§ **読解文**:
───

2006-02-28 09:24:57 筑波山麓

アルカリ抽出中の三価クロムの酸化は、通常、高濃度のMnを含有する土壌に生じ、溶解性三価クロム塩または析出した三水酸化クロムCr(OH)3)によってそのような反応を防止する。
3)分析方法3060による六価クロム定量は、適切な正確さと再現性を有する分析方法で行われることが望ましい。例えば、分析方法EPA7196「可視・紫外部吸光光度法」、分析方法EPA7199「イオンクロマトグラフ法」などがある。検出部にICP−MSを使用するイオンクロマト、HPLC、およびキャピラリー電気泳動は、機器のバリデーションの結果がよければ使用しても良い。
2.分析方法要約
1)この分析方法は固形廃棄物中の水不溶解性および水溶解性の六価クロム混合物をアルカリ分解する方法である。ただし、土壌中の一部のバリウムクロム酸塩を除く(参考資料10.9参照)。分解作業中、分解液のpH調節に十分に注意すること。分解作業中のpH調節に失敗したサンプルは廃棄し、再分解を行う。
2)サンプルを、0.28モル炭酸ナトリウム(Na2CO3)/0.5モル水酸化ナトリウム(NaOH)のアルカリ液中に入れ、90−95℃で60分間加熱して六価クロムを溶解する。この条件では、三価クロムは安定である。
3)ジフェニルカルバジドによる六価クロム定量は、アルカリ分解液中の六価クロムの分析に最も良く使用されており、かつ、信頼できる方法である。ジフェニルカルバジド法は、吸
光光度法(分析方法EPA7196)、現場で使用する急速テスト法、および六価クロム
用イオンクロマトグラフ法(分析方法EPA7199、検出器:吸光光度計)で十分に確
立している。ジフェニルカルバジドは六価クロムに対して高い選択性を有し、アルカリ分解液中で使用するとき、ほとんど妨害を受けない。
4)追加情報として、クロムの健康および安全性に関する問題を参考資料10.7)および10)に紹介する。

No.15296 【A-5】

Re:6価クロムの抽出方法について-3

2006-02-28 09:29:35 筑波山麓

3.妨害について
  1)サンプル中の次の要因を測定し、酸化・還元の傾向を測定することがサンプル中の六価クロム分析上必要である。各要因およびその測定方法として、pH(分析方法EPA9045)、2価の鉄イオン(分析方法ASTM−D3872−86)、硫化物(分析方法EPA9030)、ORP(分析方法ASTM−D1498−93、液体サンプル)などがあり、これら各因子を測定することにより、サンプルの酸化・還元傾向が判断できる。

───

§ **資料**:
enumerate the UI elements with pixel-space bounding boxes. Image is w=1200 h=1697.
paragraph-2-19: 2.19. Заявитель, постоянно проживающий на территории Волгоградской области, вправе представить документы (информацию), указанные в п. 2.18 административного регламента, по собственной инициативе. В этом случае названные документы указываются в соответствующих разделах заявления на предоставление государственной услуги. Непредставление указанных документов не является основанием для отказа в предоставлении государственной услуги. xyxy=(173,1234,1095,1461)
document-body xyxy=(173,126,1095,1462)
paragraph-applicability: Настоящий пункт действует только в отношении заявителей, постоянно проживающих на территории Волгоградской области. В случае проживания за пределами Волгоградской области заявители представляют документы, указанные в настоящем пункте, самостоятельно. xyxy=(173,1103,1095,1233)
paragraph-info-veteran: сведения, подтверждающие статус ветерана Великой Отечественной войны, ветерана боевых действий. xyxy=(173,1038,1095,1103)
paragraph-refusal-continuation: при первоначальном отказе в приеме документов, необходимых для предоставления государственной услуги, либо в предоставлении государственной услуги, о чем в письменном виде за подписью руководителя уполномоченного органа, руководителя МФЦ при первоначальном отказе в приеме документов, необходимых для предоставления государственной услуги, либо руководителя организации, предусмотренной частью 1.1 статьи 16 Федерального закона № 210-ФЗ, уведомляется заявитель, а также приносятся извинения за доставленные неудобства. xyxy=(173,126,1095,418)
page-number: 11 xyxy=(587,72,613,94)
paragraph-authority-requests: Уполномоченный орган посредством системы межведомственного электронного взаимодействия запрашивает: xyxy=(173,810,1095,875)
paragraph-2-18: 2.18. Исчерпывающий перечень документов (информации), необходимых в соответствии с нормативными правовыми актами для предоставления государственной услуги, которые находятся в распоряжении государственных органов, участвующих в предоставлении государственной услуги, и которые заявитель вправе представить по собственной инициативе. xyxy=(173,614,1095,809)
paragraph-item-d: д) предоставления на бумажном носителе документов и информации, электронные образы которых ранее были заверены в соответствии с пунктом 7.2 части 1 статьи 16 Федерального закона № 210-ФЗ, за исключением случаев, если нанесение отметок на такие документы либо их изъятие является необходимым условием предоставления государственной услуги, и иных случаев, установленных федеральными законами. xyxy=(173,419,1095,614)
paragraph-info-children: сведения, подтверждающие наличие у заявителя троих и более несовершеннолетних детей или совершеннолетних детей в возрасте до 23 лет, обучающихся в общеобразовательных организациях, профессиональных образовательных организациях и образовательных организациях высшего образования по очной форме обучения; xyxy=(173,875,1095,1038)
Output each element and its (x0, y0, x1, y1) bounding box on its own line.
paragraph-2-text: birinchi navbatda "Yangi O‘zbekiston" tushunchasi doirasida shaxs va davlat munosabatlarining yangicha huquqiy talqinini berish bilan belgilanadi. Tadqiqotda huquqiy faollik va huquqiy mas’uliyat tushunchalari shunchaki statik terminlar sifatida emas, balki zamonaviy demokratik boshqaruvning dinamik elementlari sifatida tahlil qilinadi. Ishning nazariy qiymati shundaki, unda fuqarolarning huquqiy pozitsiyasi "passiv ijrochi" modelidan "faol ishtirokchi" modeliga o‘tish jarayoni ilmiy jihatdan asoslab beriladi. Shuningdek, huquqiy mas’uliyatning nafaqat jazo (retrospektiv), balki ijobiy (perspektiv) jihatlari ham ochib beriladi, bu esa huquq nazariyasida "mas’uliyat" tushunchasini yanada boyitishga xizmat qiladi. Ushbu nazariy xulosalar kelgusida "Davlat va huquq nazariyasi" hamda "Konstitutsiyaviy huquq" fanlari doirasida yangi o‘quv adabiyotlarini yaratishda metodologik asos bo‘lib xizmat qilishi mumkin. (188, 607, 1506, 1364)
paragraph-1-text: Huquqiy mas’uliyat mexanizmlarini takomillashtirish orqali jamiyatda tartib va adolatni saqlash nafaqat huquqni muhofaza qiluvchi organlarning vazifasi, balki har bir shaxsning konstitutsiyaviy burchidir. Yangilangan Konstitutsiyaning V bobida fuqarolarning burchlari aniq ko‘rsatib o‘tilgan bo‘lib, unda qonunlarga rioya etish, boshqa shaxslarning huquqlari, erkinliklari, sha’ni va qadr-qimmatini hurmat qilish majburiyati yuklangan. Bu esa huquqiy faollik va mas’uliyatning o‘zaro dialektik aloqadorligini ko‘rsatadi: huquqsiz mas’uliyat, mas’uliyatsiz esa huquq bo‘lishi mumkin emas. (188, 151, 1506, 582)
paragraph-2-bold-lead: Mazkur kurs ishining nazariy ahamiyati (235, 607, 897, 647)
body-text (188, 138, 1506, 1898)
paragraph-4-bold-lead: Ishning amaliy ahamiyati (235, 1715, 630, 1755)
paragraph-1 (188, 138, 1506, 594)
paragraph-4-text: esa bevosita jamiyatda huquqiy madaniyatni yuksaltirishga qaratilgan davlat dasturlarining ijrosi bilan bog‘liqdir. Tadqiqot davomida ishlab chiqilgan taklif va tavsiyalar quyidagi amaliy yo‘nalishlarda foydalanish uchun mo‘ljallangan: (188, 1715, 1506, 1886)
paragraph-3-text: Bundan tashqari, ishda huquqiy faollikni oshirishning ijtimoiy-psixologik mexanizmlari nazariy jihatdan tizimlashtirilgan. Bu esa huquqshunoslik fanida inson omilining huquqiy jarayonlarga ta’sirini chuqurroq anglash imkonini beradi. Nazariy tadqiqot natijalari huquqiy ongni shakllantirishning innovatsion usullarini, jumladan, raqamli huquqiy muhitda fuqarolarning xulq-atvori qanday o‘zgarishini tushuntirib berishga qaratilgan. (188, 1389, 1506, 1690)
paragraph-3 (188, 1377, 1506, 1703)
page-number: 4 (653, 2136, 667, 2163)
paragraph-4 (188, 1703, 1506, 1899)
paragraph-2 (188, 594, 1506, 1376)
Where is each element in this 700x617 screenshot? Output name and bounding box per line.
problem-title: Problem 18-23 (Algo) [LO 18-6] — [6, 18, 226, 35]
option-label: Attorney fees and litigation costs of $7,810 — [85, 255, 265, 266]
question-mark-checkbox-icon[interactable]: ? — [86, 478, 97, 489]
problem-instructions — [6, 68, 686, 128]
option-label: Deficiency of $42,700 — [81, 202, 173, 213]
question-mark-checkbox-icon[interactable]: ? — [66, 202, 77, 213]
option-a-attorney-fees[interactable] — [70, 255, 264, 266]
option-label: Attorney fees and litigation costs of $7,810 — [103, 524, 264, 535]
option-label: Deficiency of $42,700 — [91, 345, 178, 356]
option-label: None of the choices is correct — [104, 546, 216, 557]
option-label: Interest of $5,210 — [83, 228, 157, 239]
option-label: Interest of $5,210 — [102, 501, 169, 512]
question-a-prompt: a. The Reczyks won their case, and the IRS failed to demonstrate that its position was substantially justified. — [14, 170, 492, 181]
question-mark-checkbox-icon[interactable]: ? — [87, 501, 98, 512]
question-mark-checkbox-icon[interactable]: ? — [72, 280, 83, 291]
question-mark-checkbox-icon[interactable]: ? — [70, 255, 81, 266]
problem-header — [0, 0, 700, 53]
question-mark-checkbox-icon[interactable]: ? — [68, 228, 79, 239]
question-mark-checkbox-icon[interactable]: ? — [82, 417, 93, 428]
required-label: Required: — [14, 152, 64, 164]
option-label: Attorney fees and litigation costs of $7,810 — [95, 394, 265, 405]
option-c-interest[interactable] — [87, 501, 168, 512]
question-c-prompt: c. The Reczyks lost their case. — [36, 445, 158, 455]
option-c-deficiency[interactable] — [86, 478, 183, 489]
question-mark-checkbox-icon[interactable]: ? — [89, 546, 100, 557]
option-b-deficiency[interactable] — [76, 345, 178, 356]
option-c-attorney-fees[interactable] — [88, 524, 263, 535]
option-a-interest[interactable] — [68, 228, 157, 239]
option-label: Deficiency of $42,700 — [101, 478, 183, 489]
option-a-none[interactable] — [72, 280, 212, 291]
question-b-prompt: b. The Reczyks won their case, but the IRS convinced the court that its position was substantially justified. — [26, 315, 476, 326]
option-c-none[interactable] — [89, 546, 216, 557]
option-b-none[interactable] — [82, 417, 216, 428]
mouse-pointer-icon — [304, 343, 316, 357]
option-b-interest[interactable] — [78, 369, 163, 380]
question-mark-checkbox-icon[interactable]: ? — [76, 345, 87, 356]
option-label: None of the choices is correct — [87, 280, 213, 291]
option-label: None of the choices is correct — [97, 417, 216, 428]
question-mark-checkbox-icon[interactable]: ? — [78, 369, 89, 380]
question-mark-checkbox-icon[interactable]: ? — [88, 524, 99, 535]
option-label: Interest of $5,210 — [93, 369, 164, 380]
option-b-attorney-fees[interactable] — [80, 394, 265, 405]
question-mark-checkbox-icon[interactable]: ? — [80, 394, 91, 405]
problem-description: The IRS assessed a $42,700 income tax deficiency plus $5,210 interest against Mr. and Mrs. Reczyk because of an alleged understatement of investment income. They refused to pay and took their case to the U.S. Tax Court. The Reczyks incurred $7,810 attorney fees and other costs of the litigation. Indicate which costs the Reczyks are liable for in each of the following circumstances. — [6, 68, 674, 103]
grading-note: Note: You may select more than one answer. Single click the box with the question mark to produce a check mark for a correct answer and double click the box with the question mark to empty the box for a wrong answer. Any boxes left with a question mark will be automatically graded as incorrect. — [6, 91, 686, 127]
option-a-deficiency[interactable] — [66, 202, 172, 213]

───

読解文によると、六価クロムを溶解するとき、サンプルをアルカリ液中で何℃、何分間加熱するか。 答えは読解文の内容だけにもとづいて書くこと。

§ **解答**:
90−95℃で60分間加熱する。